REQUIRED WORK:
Can you restate the records below word for word?

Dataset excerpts

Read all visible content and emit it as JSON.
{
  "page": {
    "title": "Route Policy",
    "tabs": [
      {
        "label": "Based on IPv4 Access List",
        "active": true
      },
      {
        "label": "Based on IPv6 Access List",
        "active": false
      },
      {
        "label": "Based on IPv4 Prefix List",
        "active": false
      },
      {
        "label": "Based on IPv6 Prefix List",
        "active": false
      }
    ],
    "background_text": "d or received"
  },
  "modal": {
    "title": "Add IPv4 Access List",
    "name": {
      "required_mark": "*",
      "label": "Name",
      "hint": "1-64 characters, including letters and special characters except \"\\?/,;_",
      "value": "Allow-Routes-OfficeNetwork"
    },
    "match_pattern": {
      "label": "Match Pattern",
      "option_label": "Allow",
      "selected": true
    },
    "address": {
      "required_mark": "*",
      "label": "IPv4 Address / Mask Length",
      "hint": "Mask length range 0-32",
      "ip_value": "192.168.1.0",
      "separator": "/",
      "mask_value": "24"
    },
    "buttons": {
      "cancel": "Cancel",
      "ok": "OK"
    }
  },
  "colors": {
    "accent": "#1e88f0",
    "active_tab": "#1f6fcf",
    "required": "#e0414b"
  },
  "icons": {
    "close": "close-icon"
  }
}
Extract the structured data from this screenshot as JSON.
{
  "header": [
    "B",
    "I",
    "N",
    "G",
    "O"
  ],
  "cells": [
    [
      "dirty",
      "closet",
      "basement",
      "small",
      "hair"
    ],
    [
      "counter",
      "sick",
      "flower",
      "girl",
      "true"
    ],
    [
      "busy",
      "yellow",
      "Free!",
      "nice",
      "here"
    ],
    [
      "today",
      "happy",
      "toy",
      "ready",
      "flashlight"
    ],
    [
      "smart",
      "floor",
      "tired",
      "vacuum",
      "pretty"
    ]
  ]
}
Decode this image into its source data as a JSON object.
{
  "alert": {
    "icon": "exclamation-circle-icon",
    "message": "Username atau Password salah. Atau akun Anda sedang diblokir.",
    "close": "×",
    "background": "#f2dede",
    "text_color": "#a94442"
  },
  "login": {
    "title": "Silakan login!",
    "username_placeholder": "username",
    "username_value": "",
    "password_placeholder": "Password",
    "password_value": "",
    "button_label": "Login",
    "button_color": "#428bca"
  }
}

TASK RESPONSE:
Read all visible content and emit it as JSON.
{
  "page": {
    "title": "Route Policy",
    "tabs": [
      {
        "label": "Based on IPv4 Access List",
        "active": true
      },
      {
        "label": "Based on IPv6 Access List",
        "active": false
      },
      {
        "label": "Based on IPv4 Prefix List",
        "active": false
      },
      {
        "label": "Based on IPv6 Prefix List",
        "active": false
      }
    ],
    "background_text": "d or received"
  },
  "modal": {
    "title": "Add IPv4 Access List",
    "name": {
      "required_mark": "*",
      "label": "Name",
      "hint": "1-64 characters, including letters and special characters except \"\\?/,;_",
      "value": "Allow-Routes-OfficeNetwork"
    },
    "match_pattern": {
      "label": "Match Pattern",
      "option_label": "Allow",
      "selected": true
    },
    "address": {
      "required_mark": "*",
      "label": "IPv4 Address / Mask Length",
      "hint": "Mask length range 0-32",
      "ip_value": "192.168.1.0",
      "separator": "/",
      "mask_value": "24"
    },
    "buttons": {
      "cancel": "Cancel",
      "ok": "OK"
    }
  },
  "colors": {
    "accent": "#1e88f0",
    "active_tab": "#1f6fcf",
    "required": "#e0414b"
  },
  "icons": {
    "close": "close-icon"
  }
}
Extract the structured data from this screenshot as JSON.
{
  "header": [
    "B",
    "I",
    "N",
    "G",
    "O"
  ],
  "cells": [
    [
      "dirty",
      "closet",
      "basement",
      "small",
      "hair"
    ],
    [
      "counter",
      "sick",
      "flower",
      "girl",
      "true"
    ],
    [
      "busy",
      "yellow",
      "Free!",
      "nice",
      "here"
    ],
    [
      "today",
      "happy",
      "toy",
      "ready",
      "flashlight"
    ],
    [
      "smart",
      "floor",
      "tired",
      "vacuum",
      "pretty"
    ]
  ]
}
Decode this image into its source data as a JSON object.
{
  "alert": {
    "icon": "exclamation-circle-icon",
    "message": "Username atau Password salah. Atau akun Anda sedang diblokir.",
    "close": "×",
    "background": "#f2dede",
    "text_color": "#a94442"
  },
  "login": {
    "title": "Silakan login!",
    "username_placeholder": "username",
    "username_value": "",
    "password_placeholder": "Password",
    "password_value": "",
    "button_label": "Login",
    "button_color": "#428bca"
  }
}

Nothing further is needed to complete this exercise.